Task description — Your task is to copy the listing exactly, with the pictures left out.
::: Entries provided :::
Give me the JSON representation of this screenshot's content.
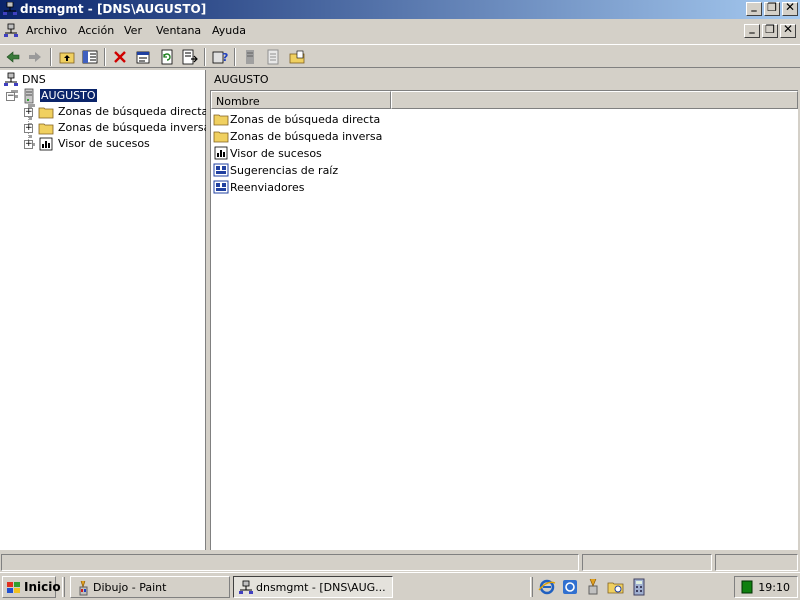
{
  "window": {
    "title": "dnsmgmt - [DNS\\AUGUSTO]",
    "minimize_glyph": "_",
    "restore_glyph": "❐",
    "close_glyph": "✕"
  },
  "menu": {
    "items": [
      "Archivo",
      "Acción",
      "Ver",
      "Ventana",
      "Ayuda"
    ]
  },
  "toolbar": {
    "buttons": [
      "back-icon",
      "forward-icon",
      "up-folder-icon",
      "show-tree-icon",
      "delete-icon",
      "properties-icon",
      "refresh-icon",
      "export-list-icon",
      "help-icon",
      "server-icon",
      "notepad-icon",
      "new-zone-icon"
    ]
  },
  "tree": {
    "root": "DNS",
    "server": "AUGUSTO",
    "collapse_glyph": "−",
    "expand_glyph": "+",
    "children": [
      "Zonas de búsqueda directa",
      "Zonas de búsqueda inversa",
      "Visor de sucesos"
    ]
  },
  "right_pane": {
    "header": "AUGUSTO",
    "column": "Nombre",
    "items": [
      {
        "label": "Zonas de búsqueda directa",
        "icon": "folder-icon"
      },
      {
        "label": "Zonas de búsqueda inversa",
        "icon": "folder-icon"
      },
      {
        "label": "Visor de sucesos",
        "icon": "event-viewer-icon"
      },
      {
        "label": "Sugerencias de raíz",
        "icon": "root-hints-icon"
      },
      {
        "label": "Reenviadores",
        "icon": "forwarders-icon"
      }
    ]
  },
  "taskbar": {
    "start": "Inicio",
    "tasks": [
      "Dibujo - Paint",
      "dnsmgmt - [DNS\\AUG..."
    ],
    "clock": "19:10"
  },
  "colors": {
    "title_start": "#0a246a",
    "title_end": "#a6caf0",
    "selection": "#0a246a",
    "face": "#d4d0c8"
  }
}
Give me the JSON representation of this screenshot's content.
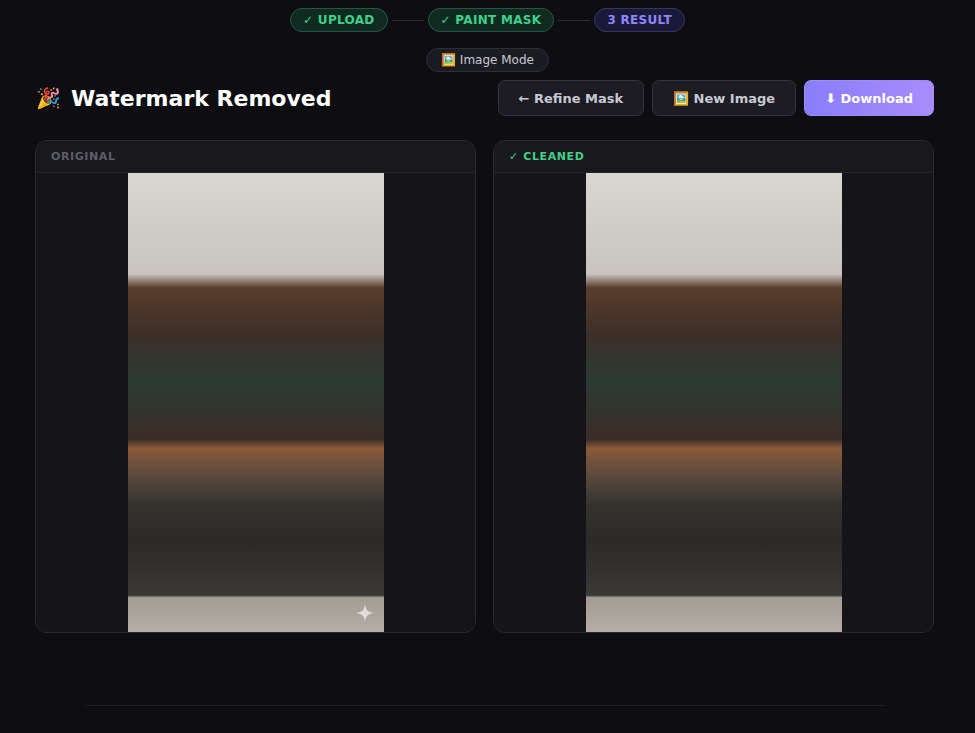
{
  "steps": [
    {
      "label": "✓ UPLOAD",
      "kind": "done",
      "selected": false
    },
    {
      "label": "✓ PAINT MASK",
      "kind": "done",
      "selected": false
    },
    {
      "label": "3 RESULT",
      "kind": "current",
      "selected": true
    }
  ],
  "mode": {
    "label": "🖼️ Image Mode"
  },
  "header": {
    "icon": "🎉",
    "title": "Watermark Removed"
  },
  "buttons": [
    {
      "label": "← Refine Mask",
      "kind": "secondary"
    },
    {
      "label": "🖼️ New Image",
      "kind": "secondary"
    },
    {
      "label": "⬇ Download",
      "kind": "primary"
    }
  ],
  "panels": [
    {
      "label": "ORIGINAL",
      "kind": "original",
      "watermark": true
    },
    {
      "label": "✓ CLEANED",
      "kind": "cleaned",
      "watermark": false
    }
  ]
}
:::
Completed task —
Give me the JSON representation of this screenshot's content.
{
  "window": {
    "title": "dnsmgmt - [DNS\\AUGUSTO]",
    "minimize_glyph": "_",
    "restore_glyph": "❐",
    "close_glyph": "✕"
  },
  "menu": {
    "items": [
      "Archivo",
      "Acción",
      "Ver",
      "Ventana",
      "Ayuda"
    ]
  },
  "toolbar": {
    "buttons": [
      "back-icon",
      "forward-icon",
      "up-folder-icon",
      "show-tree-icon",
      "delete-icon",
      "properties-icon",
      "refresh-icon",
      "export-list-icon",
      "help-icon",
      "server-icon",
      "notepad-icon",
      "new-zone-icon"
    ]
  },
  "tree": {
    "root": "DNS",
    "server": "AUGUSTO",
    "collapse_glyph": "−",
    "expand_glyph": "+",
    "children": [
      "Zonas de búsqueda directa",
      "Zonas de búsqueda inversa",
      "Visor de sucesos"
    ]
  },
  "right_pane": {
    "header": "AUGUSTO",
    "column": "Nombre",
    "items": [
      {
        "label": "Zonas de búsqueda directa",
        "icon": "folder-icon"
      },
      {
        "label": "Zonas de búsqueda inversa",
        "icon": "folder-icon"
      },
      {
        "label": "Visor de sucesos",
        "icon": "event-viewer-icon"
      },
      {
        "label": "Sugerencias de raíz",
        "icon": "root-hints-icon"
      },
      {
        "label": "Reenviadores",
        "icon": "forwarders-icon"
      }
    ]
  },
  "taskbar": {
    "start": "Inicio",
    "tasks": [
      "Dibujo - Paint",
      "dnsmgmt - [DNS\\AUG..."
    ],
    "clock": "19:10"
  },
  "colors": {
    "title_start": "#0a246a",
    "title_end": "#a6caf0",
    "selection": "#0a246a",
    "face": "#d4d0c8"
  }
}
Give me the JSON representation of this screenshot's content.
{
  "steps": [
    {
      "label": "✓ UPLOAD",
      "kind": "done",
      "selected": false
    },
    {
      "label": "✓ PAINT MASK",
      "kind": "done",
      "selected": false
    },
    {
      "label": "3 RESULT",
      "kind": "current",
      "selected": true
    }
  ],
  "mode": {
    "label": "🖼️ Image Mode"
  },
  "header": {
    "icon": "🎉",
    "title": "Watermark Removed"
  },
  "buttons": [
    {
      "label": "← Refine Mask",
      "kind": "secondary"
    },
    {
      "label": "🖼️ New Image",
      "kind": "secondary"
    },
    {
      "label": "⬇ Download",
      "kind": "primary"
    }
  ],
  "panels": [
    {
      "label": "ORIGINAL",
      "kind": "original",
      "watermark": true
    },
    {
      "label": "✓ CLEANED",
      "kind": "cleaned",
      "watermark": false
    }
  ]
}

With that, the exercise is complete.